* DATA SECTION
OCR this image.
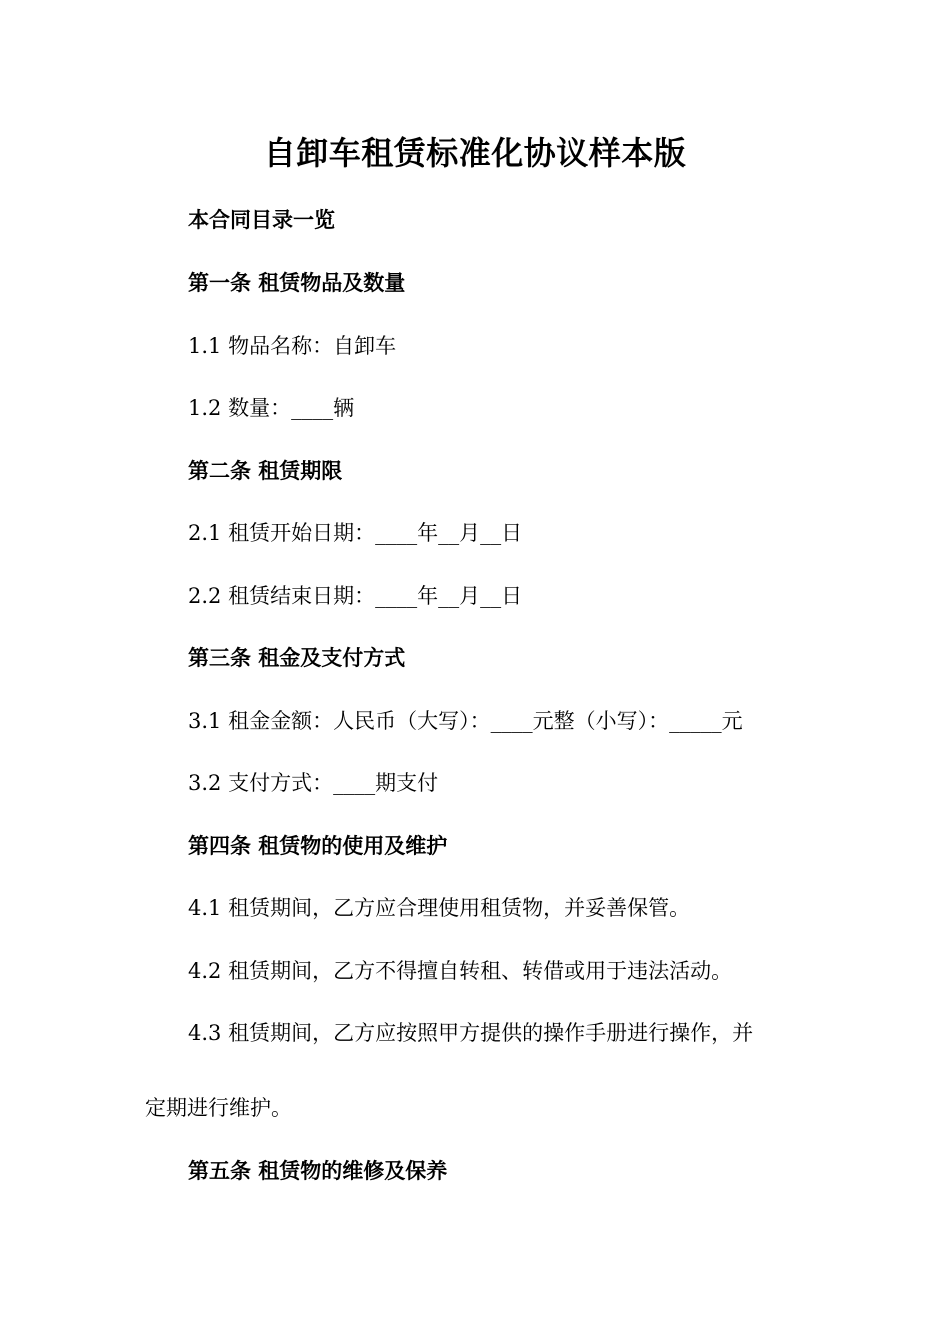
自卸车租赁标准化协议样本版

本合同目录一览

第一条 租赁物品及数量

1.1 物品名称：自卸车

1.2 数量：____辆

第二条 租赁期限

2.1 租赁开始日期：____年__月__日

2.2 租赁结束日期：____年__月__日

第三条 租金及支付方式

3.1 租金金额：人民币（大写）：____元整（小写）：_____元

3.2 支付方式：____期支付

第四条 租赁物的使用及维护

4.1 租赁期间，乙方应合理使用租赁物，并妥善保管。

4.2 租赁期间，乙方不得擅自转租、转借或用于违法活动。

4.3 租赁期间，乙方应按照甲方提供的操作手册进行操作，并

定期进行维护。

第五条 租赁物的维修及保养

* STATED PROBLEM
Copy each line above containing the string "租赁期间".

* RESPONSE TO THIS TASK
4.1 租赁期间，乙方应合理使用租赁物，并妥善保管。
4.2 租赁期间，乙方不得擅自转租、转借或用于违法活动。
4.3 租赁期间，乙方应按照甲方提供的操作手册进行操作，并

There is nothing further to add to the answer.